━━━ 抜粋文

なお、同心円状の補助線に同心円の中心から放射状に延びる線を加えたものや、交差角が直角でない格子状の補助線など、いかなる形態の補助線を表示させてもよい。
【0030】
<変形例2>
補助線合成部81がズーム倍率に応じて補助線の形を変更するようにしてもよい。補助線の形とは、補助線の表示によって表現される形のことである。例えば、ズーム倍率が予め定められた閾値未満である場合には格子状の形となる補助線を表示させ、ズーム倍率がこの閾値以上となった場合には同心円状の形となる補助線を表示させるようにしてもよい。この構成によれば、閾値未満のズーム倍率により、格子状の補助線を利用して杭の水平方向及び垂直方向の大まかな位置決めを行い、続いて、ズーム倍率を閾値以上に上げ、同心円状の補助線を利用して杭の特定の部位(例えば、天端の中央)を同心円の中心に合わせるというように、ズーム倍率に応じて異なる形の補助線を使い分けることにより対象物の誘導の精度を高めることができる。

━━━━━━

課題: 上の補助線表示に関する文章を、最後の文の後から書き継ぐこと。

━━━ 提供情報

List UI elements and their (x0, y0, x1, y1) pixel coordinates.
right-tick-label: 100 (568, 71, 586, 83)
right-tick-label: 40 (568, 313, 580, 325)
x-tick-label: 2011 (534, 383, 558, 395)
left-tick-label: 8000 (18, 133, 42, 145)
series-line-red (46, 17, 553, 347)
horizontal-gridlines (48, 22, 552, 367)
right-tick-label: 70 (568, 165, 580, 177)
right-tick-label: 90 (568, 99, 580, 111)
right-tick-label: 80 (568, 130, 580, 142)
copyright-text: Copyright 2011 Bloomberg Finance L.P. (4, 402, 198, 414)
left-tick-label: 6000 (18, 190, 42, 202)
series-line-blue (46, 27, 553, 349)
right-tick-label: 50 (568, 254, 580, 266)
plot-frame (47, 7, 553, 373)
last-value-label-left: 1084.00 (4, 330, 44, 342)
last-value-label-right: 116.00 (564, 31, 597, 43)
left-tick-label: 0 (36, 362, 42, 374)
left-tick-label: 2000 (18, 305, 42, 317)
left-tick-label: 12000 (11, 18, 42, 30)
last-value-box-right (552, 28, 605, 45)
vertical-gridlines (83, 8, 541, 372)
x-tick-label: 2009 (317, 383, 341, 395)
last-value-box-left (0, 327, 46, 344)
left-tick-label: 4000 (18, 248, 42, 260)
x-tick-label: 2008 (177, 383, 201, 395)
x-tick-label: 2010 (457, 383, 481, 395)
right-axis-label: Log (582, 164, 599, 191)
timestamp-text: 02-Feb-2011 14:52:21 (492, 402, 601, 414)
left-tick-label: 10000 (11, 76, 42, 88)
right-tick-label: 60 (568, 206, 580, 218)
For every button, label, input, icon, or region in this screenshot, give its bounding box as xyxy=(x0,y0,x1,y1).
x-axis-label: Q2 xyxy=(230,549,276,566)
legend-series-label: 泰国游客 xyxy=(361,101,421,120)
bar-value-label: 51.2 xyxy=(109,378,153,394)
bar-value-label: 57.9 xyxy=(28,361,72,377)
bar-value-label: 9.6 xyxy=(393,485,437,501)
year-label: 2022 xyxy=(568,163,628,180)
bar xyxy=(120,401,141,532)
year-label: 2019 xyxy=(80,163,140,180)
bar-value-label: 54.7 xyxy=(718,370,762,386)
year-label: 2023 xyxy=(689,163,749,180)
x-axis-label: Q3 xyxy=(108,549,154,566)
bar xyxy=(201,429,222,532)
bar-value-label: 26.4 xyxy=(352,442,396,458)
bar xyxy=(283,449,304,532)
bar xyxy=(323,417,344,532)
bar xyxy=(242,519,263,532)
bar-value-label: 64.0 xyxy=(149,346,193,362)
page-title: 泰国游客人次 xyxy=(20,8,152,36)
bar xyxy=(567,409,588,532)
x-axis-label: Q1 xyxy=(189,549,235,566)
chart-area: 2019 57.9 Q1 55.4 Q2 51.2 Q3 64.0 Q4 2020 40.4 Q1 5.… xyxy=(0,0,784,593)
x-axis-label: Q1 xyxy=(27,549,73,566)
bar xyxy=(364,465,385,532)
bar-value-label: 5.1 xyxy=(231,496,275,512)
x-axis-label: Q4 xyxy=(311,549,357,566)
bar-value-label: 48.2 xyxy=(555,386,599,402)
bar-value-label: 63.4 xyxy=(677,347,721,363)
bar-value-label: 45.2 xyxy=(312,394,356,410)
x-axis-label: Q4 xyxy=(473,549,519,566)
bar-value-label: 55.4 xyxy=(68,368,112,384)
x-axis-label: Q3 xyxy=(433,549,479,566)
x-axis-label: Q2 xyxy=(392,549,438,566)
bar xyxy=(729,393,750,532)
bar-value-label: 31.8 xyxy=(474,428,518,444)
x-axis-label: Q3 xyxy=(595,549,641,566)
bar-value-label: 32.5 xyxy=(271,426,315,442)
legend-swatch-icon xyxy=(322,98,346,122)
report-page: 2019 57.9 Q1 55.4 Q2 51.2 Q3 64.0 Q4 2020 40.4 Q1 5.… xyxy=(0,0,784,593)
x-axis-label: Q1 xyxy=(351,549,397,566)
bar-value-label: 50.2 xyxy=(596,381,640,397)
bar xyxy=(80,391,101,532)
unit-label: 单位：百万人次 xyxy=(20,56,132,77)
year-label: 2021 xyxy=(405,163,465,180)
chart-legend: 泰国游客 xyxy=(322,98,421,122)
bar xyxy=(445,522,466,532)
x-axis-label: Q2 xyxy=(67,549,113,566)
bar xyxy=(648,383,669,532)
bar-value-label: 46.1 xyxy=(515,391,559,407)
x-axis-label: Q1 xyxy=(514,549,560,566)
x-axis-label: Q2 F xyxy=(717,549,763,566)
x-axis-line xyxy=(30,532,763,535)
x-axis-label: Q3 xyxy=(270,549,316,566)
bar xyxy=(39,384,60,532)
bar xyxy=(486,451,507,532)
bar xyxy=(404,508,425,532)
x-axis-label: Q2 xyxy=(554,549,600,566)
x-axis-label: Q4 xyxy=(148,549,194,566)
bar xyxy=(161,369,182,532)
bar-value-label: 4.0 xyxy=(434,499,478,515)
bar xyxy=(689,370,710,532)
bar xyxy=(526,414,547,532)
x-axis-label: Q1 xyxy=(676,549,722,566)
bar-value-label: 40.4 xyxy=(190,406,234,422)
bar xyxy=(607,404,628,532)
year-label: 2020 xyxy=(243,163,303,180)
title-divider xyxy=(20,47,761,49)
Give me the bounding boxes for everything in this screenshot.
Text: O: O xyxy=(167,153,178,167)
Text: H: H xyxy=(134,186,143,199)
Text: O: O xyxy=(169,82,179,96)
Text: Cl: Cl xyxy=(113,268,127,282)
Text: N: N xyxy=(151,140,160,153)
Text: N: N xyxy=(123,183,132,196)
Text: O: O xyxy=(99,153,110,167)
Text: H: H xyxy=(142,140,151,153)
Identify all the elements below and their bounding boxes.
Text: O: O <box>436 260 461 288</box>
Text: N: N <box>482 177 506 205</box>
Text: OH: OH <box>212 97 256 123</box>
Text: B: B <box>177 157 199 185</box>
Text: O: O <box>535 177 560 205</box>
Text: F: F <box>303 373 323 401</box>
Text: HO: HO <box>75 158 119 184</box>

━━━━━━

解答:
【0031】
あるいは、補助線合成部81がズーム倍率に応じて補助線の方向を変更するようにしてもよい。例えば、ズーム倍率が予め定められた閾値未満である場合には垂直線と水平線からなる格子状の補助線を表示させ、ズーム倍率がこの閾値以上となった場合には対象物の姿勢に応じて補助線の方向を変更して表示させるようにしてもよい。この構成によれば、閾値未満のズーム倍率により、垂直線と水平線からなる格子状の補助線を利用して対象物の水平方向及び垂直方向の大まかな位置決めを行い、続いて、ズーム倍率を閾値以上に上げ、垂直線又は水平線のいずれかが杭の長手方向に一致するように回転させた補助線を利用して詳細な位置決めを行うというように、ズーム倍率に応じて異なる方向の補助線を使い分けることにより対象物の誘導の精度を高めることができる。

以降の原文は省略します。